## [PASSAGE GIVEN]
It came from my exchange with Alexandre:

On Fri, Feb 20, 2015 at 01:59:43PM +0900, Alexandre Courbot wrote:
> On Fri, Feb 20, 2015 at 9:30 AM, Dmitry Torokhov
> <dmitry.torokhov@xxxxxxxxx> wrote:
> > Given the intent behind gpiod_get_optional() and friends it does not
> > make
> > sense to return -ENOSYS when GPIOLIB is disabled: the driver is
> > expected to
> > work just fine without gpio so let's behave as if gpio was not
> > found.
> > Otherwise we have to special-case -ENOSYS in drivers.
>
> Interestingly Uwe sent a RFC for this one week ago:
>
> http://patchwork.ozlabs.org/patch/439135/
>
> Maybe credit him with a Suggested-by.?

If you check out that patchwork entry you indeed suggested doing exactly
what this patch is doing. But if you insist I can certainly remove the
"suggested-by".

## [GIVEN PROBLEM A]
Please update the email exchange by putting "the GPIO library" in place of "GPIOLIB", and write it out from "On Fri, Feb 20, 2015 at 01:59:43PM" up to and including "-ENOSYS in drivers.".
## [GIVEN PROBLEM B]
Render this sentence from the email exchange in French: "If you check out that patchwork entry you indeed suggested doing exactly what this patch is doing."
The listing stands as separate material from the email exchange.

(Saved data entries)
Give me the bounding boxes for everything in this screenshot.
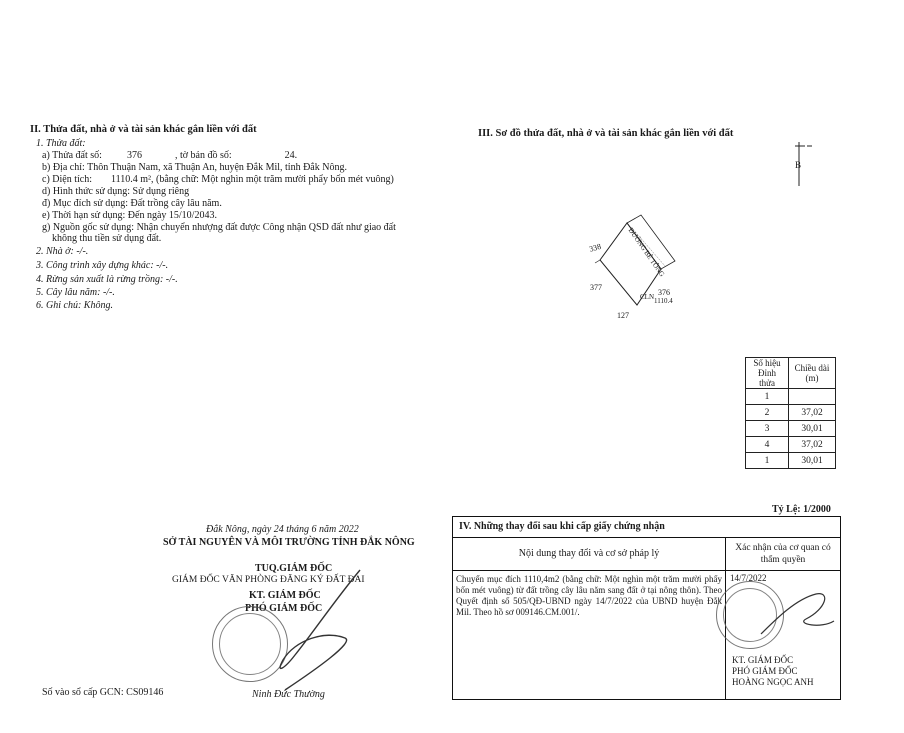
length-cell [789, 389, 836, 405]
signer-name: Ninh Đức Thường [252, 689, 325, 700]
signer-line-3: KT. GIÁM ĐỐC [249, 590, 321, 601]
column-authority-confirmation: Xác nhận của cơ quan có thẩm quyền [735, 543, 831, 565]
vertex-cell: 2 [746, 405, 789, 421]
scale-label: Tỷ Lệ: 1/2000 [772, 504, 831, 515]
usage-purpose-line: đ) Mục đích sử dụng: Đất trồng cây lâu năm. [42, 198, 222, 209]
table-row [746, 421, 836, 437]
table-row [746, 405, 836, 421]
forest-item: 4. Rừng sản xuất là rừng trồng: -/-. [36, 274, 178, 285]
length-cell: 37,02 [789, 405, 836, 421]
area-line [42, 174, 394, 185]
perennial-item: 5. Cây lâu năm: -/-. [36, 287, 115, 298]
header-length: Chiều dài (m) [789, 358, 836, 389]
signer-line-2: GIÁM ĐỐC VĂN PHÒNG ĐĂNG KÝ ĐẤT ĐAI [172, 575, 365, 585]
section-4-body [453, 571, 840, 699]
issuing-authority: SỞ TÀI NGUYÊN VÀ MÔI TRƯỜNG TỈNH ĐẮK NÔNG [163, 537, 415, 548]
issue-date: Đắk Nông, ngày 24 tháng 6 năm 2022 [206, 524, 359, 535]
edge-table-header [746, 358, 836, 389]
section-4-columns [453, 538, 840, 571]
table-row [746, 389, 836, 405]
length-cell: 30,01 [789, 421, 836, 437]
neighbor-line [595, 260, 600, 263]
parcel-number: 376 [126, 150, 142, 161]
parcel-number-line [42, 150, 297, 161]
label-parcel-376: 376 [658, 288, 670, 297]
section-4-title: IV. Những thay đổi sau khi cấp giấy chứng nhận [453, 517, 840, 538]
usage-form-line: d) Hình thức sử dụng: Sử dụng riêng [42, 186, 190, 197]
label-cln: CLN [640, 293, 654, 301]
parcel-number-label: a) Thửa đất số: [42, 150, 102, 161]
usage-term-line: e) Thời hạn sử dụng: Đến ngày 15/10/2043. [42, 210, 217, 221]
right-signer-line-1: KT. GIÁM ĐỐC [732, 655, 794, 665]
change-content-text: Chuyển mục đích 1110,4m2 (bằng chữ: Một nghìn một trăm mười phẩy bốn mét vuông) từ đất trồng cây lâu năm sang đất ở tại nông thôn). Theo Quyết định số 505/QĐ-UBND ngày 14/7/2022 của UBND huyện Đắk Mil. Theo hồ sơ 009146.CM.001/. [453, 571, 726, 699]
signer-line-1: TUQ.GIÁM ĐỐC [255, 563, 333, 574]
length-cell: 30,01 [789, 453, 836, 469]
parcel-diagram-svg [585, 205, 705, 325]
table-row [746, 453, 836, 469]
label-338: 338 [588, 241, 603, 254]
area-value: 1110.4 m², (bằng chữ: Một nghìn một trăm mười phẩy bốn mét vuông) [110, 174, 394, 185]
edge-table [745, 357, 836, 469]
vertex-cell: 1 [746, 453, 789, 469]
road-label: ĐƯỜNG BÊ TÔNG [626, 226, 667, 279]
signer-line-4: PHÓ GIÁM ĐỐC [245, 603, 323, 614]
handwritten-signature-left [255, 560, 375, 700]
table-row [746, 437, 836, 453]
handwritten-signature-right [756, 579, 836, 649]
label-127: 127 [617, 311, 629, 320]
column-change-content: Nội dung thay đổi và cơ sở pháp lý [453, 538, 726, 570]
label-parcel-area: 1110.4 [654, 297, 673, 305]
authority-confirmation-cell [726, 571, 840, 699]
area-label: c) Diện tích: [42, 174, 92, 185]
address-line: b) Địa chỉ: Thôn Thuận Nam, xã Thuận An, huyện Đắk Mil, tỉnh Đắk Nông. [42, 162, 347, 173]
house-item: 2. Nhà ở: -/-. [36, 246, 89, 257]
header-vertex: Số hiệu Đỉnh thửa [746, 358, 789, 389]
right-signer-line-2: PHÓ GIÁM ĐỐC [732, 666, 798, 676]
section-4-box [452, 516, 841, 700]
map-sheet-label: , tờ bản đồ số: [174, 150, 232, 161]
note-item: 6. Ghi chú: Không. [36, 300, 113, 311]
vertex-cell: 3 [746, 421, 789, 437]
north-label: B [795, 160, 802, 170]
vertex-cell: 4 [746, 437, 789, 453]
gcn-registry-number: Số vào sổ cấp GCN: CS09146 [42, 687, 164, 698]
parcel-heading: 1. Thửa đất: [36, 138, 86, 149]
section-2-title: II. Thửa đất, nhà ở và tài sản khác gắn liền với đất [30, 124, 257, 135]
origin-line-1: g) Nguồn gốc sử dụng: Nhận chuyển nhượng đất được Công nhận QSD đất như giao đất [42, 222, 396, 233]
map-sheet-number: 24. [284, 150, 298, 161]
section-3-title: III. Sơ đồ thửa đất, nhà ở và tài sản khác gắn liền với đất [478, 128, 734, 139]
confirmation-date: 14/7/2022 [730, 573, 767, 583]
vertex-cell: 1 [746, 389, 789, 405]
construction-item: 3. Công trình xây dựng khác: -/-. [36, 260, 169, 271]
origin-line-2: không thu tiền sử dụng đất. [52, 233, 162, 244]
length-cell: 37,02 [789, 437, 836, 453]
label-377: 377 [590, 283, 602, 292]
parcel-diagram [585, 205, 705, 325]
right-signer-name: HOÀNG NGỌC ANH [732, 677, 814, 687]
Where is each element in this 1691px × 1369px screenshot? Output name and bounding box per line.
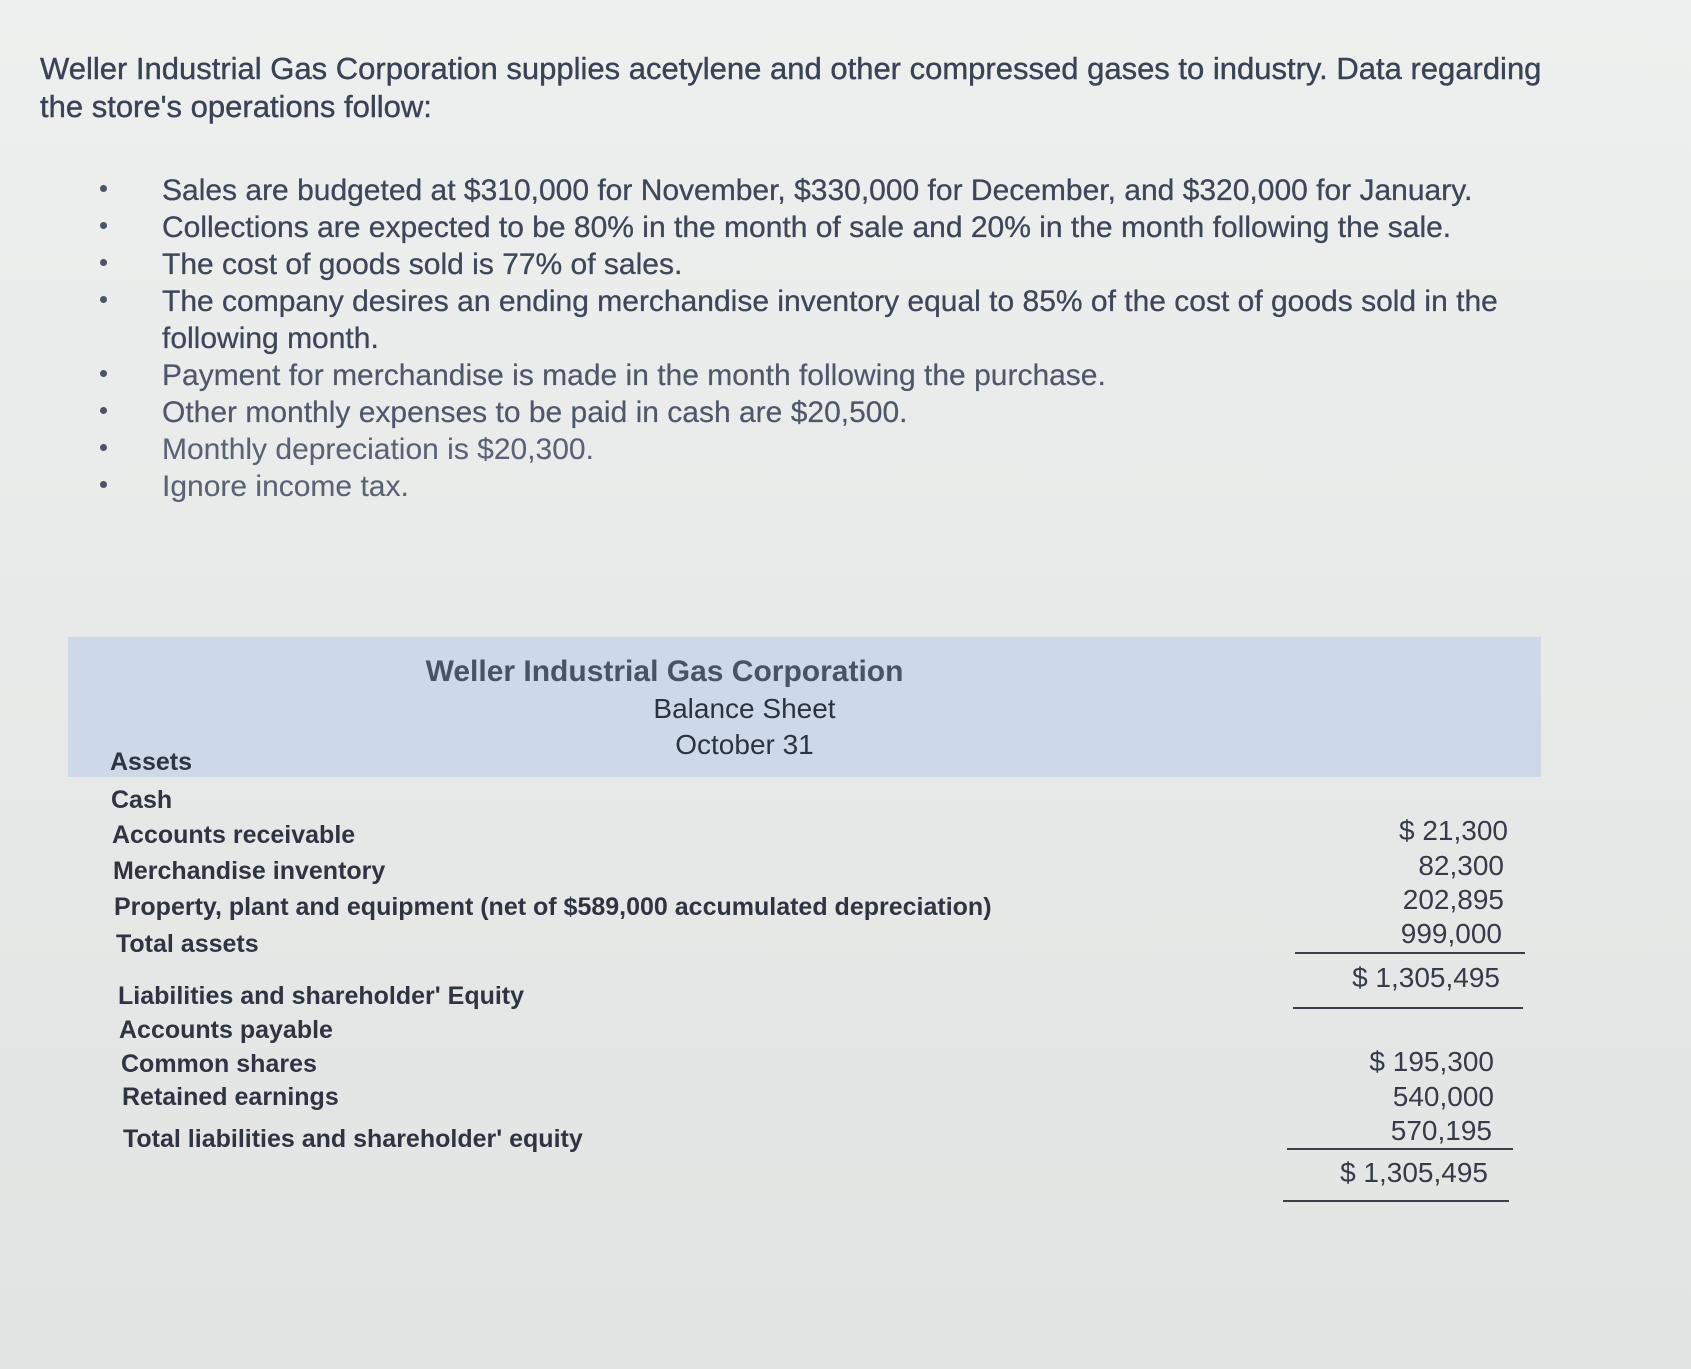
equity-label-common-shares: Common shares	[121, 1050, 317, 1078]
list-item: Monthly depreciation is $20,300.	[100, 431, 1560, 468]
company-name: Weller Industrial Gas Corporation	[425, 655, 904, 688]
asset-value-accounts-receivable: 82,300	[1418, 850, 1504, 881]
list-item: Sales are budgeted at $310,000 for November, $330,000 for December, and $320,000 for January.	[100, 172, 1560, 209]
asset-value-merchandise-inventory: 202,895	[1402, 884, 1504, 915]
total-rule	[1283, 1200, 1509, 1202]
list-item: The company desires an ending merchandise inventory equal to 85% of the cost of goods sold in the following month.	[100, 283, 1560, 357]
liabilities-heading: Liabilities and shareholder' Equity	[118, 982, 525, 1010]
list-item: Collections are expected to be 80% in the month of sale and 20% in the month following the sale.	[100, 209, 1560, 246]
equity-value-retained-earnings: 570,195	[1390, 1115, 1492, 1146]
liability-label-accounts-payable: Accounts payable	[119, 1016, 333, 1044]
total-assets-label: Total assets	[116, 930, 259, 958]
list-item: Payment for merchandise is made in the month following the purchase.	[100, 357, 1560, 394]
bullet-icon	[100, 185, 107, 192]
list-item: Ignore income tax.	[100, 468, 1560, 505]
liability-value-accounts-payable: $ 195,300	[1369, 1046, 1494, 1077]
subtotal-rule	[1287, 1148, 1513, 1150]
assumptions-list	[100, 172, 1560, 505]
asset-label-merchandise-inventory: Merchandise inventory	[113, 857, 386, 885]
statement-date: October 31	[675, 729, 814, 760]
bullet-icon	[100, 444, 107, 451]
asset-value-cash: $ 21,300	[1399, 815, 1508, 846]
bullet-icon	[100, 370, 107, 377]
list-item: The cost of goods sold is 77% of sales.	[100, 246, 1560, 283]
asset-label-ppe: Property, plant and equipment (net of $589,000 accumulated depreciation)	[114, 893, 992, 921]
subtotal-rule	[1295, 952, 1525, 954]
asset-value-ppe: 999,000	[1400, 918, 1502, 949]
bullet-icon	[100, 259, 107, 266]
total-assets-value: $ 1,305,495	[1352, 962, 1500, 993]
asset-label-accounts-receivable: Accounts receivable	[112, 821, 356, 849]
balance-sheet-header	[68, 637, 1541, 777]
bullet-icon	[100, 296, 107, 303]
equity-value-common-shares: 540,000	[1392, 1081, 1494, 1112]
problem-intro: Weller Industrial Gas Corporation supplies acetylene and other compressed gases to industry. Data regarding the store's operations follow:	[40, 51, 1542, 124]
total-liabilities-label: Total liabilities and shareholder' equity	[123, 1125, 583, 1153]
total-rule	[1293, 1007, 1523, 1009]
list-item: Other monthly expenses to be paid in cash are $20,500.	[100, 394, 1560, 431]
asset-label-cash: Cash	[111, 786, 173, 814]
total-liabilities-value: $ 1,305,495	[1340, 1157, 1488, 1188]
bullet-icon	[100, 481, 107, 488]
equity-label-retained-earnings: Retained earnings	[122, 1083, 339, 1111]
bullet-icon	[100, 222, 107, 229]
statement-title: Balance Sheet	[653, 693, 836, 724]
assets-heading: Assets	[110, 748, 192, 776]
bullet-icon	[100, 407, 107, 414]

## [WRITTEN RESPONSE A]
On Fri, Feb 20, 2015 at 01:59:43PM +0900, Alexandre Courbot wrote:
> On Fri, Feb 20, 2015 at 9:30 AM, Dmitry Torokhov
> <dmitry.torokhov@xxxxxxxxx> wrote:
> > Given the intent behind gpiod_get_optional() and friends it does not
> > make
> > sense to return -ENOSYS when the GPIO library is disabled: the driver is
> > expected to
> > work just fine without gpio so let's behave as if gpio was not
> > found.
> > Otherwise we have to special-case -ENOSYS in drivers.

## [WRITTEN RESPONSE B]
Si tu consultes cette entrée patchwork, tu as en effet proposé de faire exactement ce que fait ce patch.